■ **REQUIREMENT**
Locate every line in the records below that holds the word "content" and return each one.

■ **EXERCISE INPUTS**
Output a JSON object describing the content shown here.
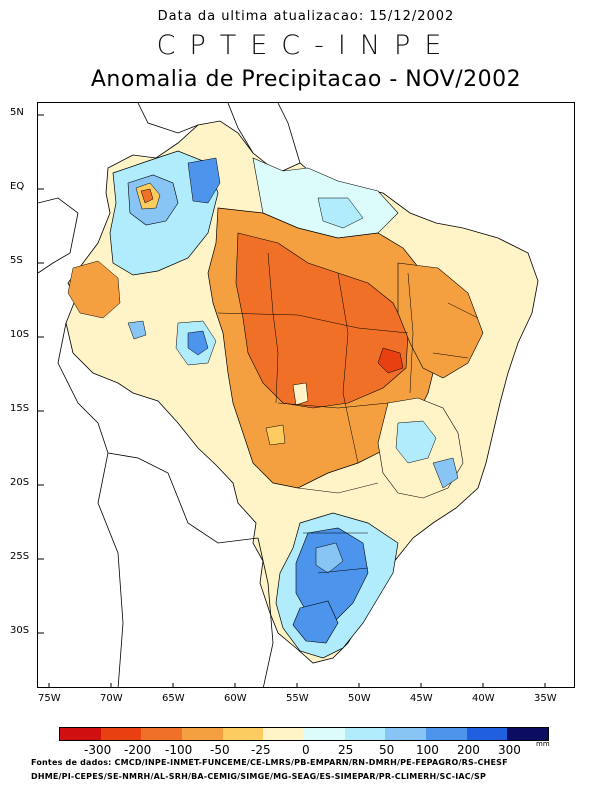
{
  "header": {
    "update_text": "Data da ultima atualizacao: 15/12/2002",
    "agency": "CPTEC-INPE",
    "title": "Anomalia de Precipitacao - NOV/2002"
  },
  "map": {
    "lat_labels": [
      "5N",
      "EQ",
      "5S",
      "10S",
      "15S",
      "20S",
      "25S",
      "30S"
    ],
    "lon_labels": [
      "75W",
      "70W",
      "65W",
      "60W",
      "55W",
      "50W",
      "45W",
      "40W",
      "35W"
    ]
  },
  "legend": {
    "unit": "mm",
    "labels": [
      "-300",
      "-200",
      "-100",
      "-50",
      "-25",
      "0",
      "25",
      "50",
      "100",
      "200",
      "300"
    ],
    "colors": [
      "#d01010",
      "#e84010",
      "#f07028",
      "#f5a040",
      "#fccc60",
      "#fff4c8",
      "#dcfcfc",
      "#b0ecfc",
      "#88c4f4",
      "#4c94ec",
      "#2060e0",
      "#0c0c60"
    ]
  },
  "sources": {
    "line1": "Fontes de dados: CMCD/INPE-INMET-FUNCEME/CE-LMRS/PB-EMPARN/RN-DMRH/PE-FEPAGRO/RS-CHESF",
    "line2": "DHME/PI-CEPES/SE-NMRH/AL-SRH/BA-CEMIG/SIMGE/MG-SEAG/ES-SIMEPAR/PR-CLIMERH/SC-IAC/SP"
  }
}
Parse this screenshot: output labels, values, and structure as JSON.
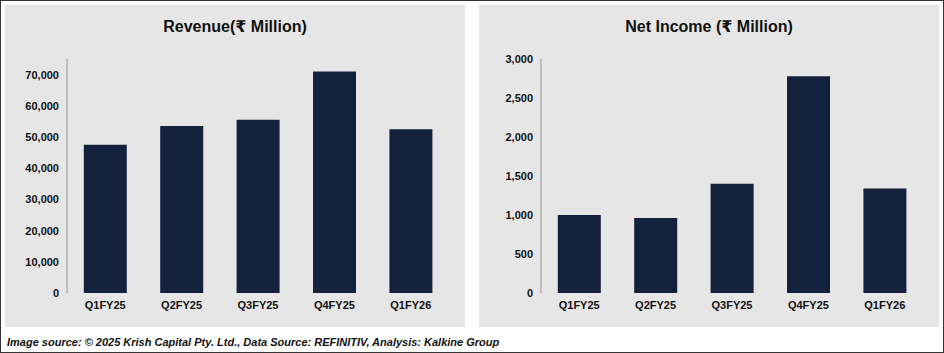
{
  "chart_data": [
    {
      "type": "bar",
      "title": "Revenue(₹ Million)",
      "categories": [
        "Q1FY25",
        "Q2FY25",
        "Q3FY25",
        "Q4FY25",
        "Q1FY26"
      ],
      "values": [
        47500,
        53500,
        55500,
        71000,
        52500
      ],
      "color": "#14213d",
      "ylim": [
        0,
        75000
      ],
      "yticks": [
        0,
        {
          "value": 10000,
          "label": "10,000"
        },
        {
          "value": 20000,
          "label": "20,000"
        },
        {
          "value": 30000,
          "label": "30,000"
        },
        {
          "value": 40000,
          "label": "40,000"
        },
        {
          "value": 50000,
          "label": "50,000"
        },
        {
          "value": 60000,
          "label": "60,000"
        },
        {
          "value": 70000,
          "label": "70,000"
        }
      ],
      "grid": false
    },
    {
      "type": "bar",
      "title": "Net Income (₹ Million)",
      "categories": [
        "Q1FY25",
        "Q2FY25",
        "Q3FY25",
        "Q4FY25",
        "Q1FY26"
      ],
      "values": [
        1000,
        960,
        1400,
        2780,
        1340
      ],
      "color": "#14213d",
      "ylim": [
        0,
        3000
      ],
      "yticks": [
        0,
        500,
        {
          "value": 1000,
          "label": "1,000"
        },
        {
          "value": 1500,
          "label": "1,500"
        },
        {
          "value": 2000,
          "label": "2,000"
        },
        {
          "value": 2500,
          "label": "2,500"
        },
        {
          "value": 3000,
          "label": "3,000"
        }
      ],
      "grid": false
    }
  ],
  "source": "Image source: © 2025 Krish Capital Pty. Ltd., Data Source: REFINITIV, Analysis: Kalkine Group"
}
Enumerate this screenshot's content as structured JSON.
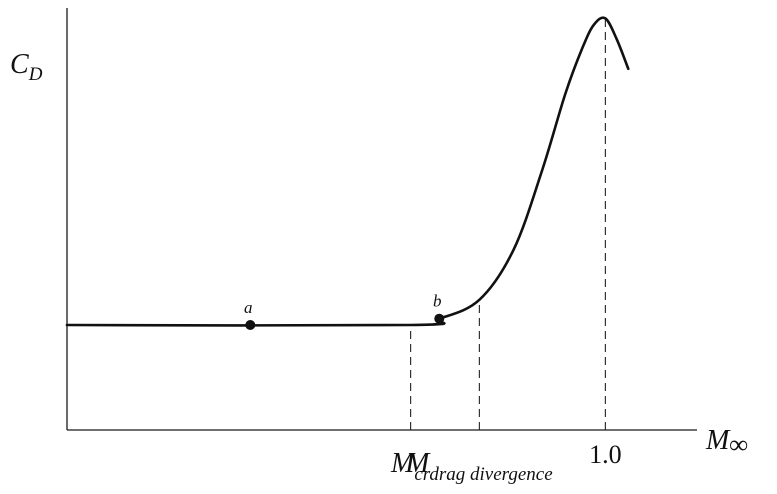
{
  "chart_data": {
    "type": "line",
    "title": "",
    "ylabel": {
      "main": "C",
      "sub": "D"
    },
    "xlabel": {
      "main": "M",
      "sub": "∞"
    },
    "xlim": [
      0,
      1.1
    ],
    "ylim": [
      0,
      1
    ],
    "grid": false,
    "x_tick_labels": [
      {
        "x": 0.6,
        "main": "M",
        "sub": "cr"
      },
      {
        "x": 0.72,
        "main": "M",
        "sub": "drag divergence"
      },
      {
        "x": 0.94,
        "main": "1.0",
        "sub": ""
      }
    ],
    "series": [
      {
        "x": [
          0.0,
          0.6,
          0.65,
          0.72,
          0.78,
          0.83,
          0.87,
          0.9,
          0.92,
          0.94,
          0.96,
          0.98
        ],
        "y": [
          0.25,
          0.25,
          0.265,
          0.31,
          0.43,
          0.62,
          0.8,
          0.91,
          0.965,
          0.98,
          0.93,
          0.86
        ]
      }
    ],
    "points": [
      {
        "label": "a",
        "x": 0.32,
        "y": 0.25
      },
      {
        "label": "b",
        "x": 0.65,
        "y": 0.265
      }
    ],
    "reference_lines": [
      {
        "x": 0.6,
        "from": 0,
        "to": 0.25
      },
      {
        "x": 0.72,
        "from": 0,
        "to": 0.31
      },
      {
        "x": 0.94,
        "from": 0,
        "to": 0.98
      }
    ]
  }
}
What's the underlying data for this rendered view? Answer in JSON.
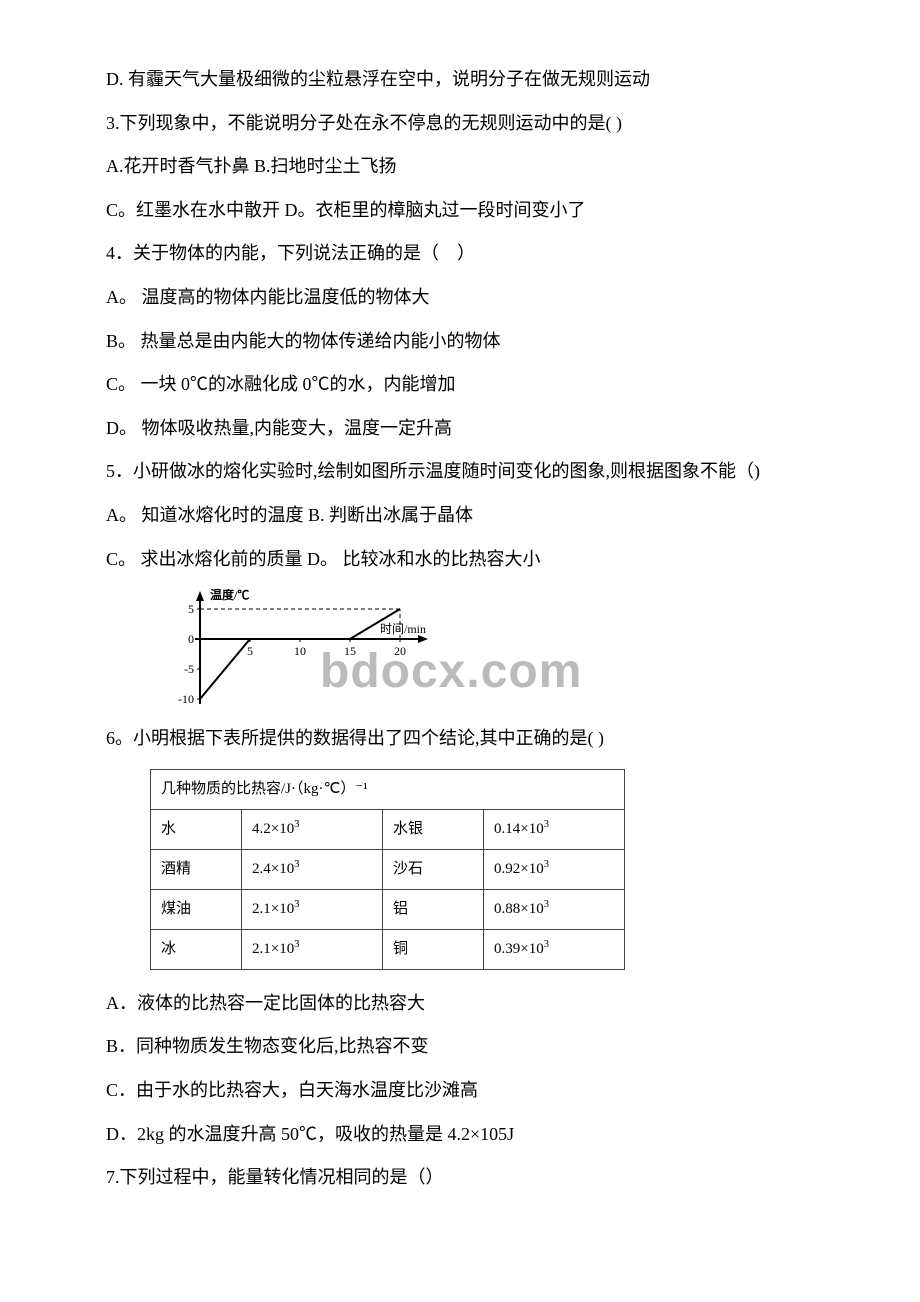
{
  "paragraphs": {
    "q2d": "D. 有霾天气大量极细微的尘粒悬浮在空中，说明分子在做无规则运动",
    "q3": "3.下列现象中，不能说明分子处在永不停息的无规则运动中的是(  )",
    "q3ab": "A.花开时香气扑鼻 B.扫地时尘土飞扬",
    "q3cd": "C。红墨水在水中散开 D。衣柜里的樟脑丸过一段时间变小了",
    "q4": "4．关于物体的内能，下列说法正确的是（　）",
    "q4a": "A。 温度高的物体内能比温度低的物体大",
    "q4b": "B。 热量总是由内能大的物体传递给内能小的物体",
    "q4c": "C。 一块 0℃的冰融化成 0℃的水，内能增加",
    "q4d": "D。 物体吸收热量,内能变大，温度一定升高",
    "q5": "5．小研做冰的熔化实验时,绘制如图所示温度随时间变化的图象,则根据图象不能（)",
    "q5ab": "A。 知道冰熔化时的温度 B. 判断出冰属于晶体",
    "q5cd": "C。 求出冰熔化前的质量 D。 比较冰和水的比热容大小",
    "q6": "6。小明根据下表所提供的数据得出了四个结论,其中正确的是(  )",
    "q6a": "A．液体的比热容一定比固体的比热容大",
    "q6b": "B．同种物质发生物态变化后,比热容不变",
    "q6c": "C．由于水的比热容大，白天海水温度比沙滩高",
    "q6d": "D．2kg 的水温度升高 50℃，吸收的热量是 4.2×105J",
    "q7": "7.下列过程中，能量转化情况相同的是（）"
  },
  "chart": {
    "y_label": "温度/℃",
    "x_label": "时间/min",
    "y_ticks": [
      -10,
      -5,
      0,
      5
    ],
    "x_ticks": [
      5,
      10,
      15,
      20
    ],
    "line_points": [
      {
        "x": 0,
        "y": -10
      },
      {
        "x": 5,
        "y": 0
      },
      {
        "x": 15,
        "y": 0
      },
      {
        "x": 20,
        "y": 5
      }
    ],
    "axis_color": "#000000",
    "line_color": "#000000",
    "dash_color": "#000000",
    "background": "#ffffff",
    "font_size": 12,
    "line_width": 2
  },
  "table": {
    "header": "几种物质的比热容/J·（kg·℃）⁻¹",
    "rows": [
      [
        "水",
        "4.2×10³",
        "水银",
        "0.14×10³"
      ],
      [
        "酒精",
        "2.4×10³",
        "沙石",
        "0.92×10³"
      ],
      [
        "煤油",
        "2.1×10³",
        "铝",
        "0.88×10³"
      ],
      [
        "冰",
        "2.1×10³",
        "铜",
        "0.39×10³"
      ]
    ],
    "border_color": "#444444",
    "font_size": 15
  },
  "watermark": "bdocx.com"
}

■ **CORRECT OUTPUT**
Output a JSON object describing the content shown here.
Enumerate this screenshot's content as structured JSON.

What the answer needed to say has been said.